| What this task involves |
Look for "What data was" in the records below, then copy that line and every line after it, exactly and with nothing added.

○ ○ ○

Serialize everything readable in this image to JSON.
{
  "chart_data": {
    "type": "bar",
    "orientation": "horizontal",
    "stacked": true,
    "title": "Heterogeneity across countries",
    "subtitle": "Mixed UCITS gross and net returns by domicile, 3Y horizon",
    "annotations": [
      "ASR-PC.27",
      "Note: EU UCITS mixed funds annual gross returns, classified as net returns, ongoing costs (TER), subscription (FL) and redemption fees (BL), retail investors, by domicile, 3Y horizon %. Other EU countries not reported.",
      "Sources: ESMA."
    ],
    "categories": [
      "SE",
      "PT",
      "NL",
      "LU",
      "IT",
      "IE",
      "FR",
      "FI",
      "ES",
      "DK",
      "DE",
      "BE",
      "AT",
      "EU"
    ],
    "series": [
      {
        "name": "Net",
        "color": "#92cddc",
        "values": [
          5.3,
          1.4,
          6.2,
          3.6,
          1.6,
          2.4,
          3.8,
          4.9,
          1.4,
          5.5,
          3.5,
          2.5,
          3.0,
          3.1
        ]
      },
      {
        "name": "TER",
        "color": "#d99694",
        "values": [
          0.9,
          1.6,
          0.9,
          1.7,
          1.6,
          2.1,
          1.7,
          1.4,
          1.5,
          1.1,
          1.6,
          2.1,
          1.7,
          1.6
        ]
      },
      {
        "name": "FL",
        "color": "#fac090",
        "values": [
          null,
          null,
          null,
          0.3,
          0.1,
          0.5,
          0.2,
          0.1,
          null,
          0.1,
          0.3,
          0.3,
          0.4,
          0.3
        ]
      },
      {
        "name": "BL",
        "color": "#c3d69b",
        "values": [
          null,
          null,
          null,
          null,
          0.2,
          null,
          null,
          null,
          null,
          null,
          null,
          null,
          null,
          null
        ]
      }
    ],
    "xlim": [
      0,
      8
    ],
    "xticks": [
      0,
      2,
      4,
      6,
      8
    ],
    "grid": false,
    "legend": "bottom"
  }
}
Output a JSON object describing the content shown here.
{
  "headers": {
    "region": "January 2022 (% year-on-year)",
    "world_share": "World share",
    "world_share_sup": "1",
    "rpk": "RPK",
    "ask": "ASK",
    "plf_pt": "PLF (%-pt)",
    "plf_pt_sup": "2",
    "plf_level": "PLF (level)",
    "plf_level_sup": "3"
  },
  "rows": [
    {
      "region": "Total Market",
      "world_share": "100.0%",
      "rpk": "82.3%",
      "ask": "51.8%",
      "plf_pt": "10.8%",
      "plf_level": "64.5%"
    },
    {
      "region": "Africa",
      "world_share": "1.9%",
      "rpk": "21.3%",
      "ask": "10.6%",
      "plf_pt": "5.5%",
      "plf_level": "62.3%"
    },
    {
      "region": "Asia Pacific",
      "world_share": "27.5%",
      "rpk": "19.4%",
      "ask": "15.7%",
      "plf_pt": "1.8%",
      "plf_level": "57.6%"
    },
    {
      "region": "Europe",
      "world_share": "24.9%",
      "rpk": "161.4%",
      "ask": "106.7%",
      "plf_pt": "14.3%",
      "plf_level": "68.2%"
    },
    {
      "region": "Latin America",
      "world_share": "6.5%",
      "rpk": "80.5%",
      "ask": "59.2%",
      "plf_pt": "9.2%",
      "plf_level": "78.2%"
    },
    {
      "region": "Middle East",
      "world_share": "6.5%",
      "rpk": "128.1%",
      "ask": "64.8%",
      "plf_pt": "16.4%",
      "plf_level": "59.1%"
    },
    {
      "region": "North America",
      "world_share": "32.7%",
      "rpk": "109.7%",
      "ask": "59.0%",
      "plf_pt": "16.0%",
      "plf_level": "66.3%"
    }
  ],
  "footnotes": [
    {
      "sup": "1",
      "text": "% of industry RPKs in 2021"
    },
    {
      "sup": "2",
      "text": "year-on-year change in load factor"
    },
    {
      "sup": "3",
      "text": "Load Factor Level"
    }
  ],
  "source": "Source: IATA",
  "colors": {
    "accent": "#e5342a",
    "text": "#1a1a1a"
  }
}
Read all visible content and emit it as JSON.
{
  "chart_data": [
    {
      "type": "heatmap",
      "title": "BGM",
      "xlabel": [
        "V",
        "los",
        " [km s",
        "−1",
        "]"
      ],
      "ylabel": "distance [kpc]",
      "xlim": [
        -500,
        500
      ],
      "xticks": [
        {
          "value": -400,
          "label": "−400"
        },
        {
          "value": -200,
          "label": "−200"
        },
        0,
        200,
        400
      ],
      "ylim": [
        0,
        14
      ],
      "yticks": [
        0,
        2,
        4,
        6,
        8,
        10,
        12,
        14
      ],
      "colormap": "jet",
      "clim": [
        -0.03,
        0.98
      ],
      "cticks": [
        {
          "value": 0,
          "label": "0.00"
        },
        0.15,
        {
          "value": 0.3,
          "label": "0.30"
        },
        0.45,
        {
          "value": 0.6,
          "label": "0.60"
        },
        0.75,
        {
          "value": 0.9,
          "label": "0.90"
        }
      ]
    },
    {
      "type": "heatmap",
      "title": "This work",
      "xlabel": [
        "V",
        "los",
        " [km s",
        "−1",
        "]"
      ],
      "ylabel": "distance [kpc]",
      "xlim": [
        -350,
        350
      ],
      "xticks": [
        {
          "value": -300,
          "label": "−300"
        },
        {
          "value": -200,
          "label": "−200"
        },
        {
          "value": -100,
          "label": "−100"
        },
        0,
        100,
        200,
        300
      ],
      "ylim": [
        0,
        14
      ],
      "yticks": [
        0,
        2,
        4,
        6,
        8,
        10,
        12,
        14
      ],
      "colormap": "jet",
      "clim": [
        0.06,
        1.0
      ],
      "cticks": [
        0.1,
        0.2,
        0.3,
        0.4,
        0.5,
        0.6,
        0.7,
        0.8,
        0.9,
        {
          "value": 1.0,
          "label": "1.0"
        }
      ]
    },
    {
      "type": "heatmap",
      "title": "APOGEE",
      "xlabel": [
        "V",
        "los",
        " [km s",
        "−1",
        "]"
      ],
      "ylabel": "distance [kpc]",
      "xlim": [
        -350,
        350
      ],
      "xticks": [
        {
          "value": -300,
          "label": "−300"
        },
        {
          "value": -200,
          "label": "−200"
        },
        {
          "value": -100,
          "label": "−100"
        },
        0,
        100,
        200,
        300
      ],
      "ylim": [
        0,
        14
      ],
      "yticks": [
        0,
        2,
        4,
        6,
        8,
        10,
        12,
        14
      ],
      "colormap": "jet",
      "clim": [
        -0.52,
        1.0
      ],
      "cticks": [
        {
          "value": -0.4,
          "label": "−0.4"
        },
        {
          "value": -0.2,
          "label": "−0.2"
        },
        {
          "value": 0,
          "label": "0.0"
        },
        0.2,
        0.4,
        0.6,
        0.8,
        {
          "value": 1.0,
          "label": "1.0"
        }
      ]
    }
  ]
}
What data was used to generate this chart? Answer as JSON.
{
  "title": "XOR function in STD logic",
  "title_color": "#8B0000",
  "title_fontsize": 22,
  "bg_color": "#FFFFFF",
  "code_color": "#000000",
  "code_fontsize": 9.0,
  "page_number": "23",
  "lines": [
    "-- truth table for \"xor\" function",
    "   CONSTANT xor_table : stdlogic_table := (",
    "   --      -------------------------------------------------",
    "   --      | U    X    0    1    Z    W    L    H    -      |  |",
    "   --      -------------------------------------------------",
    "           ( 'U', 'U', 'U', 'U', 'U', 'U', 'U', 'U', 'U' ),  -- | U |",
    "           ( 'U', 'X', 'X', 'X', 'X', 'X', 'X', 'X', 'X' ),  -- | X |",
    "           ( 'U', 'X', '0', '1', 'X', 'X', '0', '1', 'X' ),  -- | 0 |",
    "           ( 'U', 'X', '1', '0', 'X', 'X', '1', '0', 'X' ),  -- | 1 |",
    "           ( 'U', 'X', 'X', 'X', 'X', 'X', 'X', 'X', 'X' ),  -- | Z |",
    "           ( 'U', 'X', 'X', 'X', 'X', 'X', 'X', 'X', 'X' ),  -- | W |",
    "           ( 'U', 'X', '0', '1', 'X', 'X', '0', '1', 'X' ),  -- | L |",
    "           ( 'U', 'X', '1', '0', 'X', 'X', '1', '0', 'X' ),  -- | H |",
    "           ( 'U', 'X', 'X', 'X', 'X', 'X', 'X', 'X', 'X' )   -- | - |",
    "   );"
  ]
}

○ ○ ○

| Answer below |
What data was used to generate this chart? Answer as JSON.
{
  "title": "XOR function in STD logic",
  "title_color": "#8B0000",
  "title_fontsize": 22,
  "bg_color": "#FFFFFF",
  "code_color": "#000000",
  "code_fontsize": 9.0,
  "page_number": "23",
  "lines": [
    "-- truth table for \"xor\" function",
    "   CONSTANT xor_table : stdlogic_table := (",
    "   --      -------------------------------------------------",
    "   --      | U    X    0    1    Z    W    L    H    -      |  |",
    "   --      -------------------------------------------------",
    "           ( 'U', 'U', 'U', 'U', 'U', 'U', 'U', 'U', 'U' ),  -- | U |",
    "           ( 'U', 'X', 'X', 'X', 'X', 'X', 'X', 'X', 'X' ),  -- | X |",
    "           ( 'U', 'X', '0', '1', 'X', 'X', '0', '1', 'X' ),  -- | 0 |",
    "           ( 'U', 'X', '1', '0', 'X', 'X', '1', '0', 'X' ),  -- | 1 |",
    "           ( 'U', 'X', 'X', 'X', 'X', 'X', 'X', 'X', 'X' ),  -- | Z |",
    "           ( 'U', 'X', 'X', 'X', 'X', 'X', 'X', 'X', 'X' ),  -- | W |",
    "           ( 'U', 'X', '0', '1', 'X', 'X', '0', '1', 'X' ),  -- | L |",
    "           ( 'U', 'X', '1', '0', 'X', 'X', '1', '0', 'X' ),  -- | H |",
    "           ( 'U', 'X', 'X', 'X', 'X', 'X', 'X', 'X', 'X' )   -- | - |",
    "   );"
  ]
}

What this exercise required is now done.